> _TASK INPUT_:
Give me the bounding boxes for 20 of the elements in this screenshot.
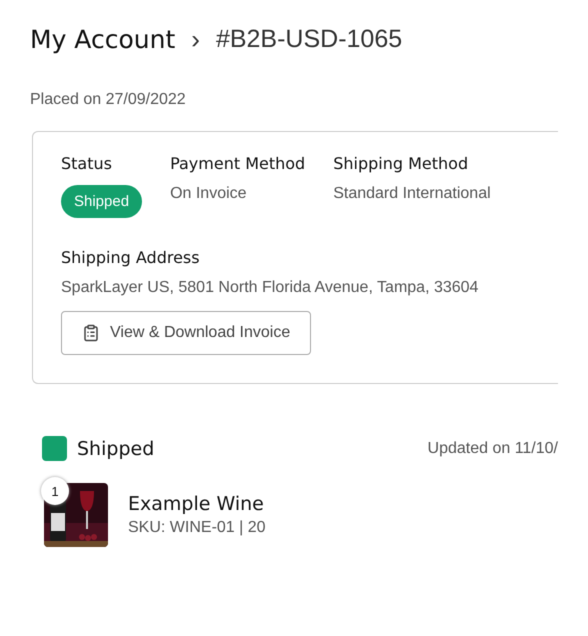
breadcrumb-separator: › [191, 24, 200, 55]
placed-date: Placed on 27/09/2022 [30, 91, 187, 109]
detail-value: Standard International [333, 185, 491, 203]
updated-date: Updated on 11/10/ [428, 440, 558, 458]
product-sku: SKU: WINE-01 | 20 [128, 519, 266, 537]
detail-label: Payment Method [170, 154, 306, 173]
product-name: Example Wine [128, 493, 265, 515]
detail-value: On Invoice [170, 185, 247, 203]
address-label: Shipping Address [61, 248, 200, 267]
shipment-status: Shipped [77, 438, 154, 460]
detail-label: Status [61, 154, 112, 173]
quantity-badge: 1 [41, 477, 69, 505]
detail-label: Shipping Method [333, 154, 468, 173]
status-badge: Shipped [61, 185, 142, 218]
order-number: #B2B-USD-1065 [216, 25, 402, 54]
page-title[interactable]: My Account [30, 25, 176, 54]
address-value: SparkLayer US, 5801 North Florida Avenue, Tampa, 33604 [61, 279, 478, 297]
invoice-button[interactable]: View & Download Invoice [61, 311, 312, 355]
status-square [42, 436, 67, 461]
clipboard-icon [82, 324, 100, 342]
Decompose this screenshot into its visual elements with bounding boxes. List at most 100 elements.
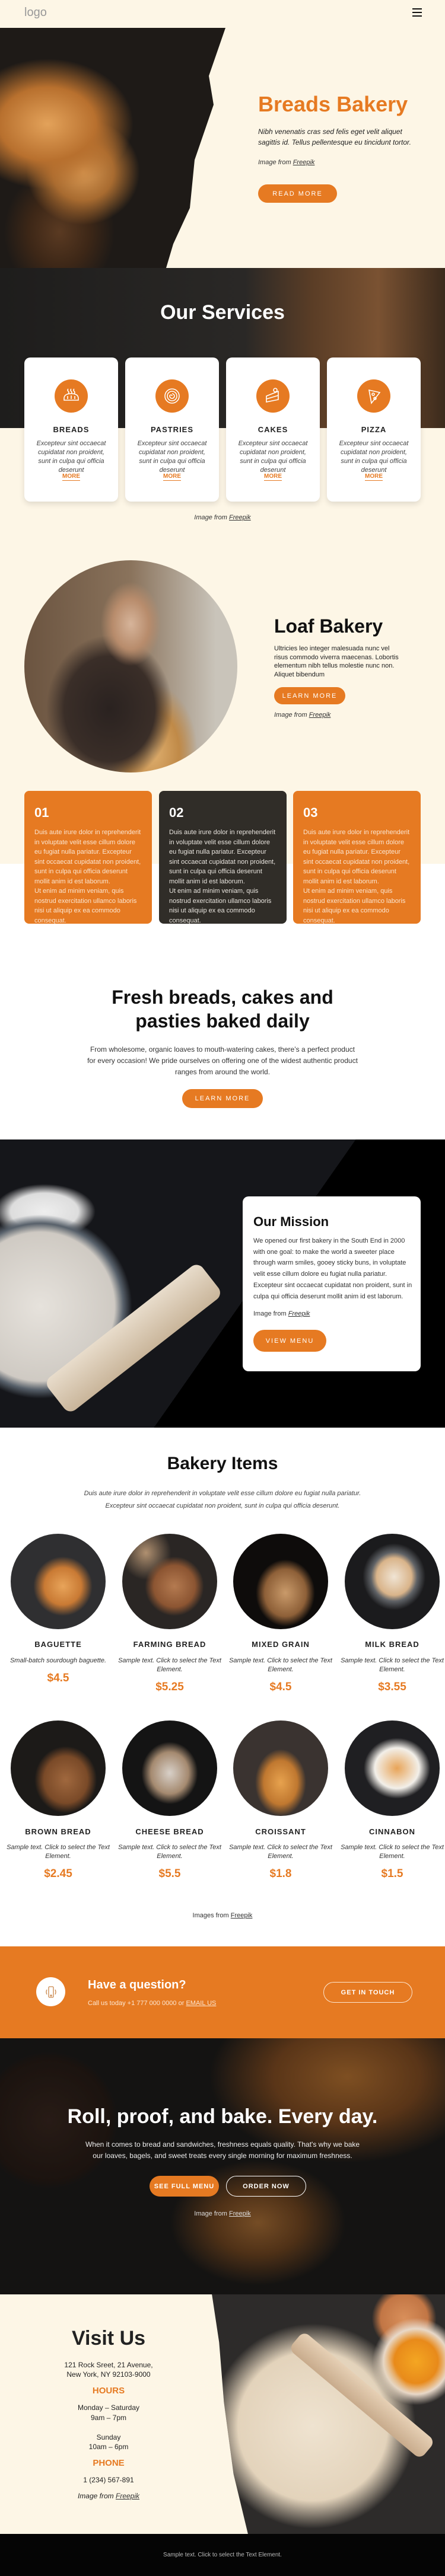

> _EXERCISE DESCRIPTION_: Reproduce the records verbatim from their start up to and including the line with "quantity-badge: 1 [41, 477, 69, 505]", leaving out the pictures.

> _COMPLETED EXERCISE_:
Give me the bounding boxes for 20 of the elements in this screenshot.
breadcrumb-separator: › [191, 24, 200, 55]
placed-date: Placed on 27/09/2022 [30, 91, 187, 109]
detail-value: Standard International [333, 185, 491, 203]
updated-date: Updated on 11/10/ [428, 440, 558, 458]
product-sku: SKU: WINE-01 | 20 [128, 519, 266, 537]
detail-label: Payment Method [170, 154, 306, 173]
product-name: Example Wine [128, 493, 265, 515]
detail-value: On Invoice [170, 185, 247, 203]
address-label: Shipping Address [61, 248, 200, 267]
shipment-status: Shipped [77, 438, 154, 460]
detail-label: Status [61, 154, 112, 173]
quantity-badge: 1 [41, 477, 69, 505]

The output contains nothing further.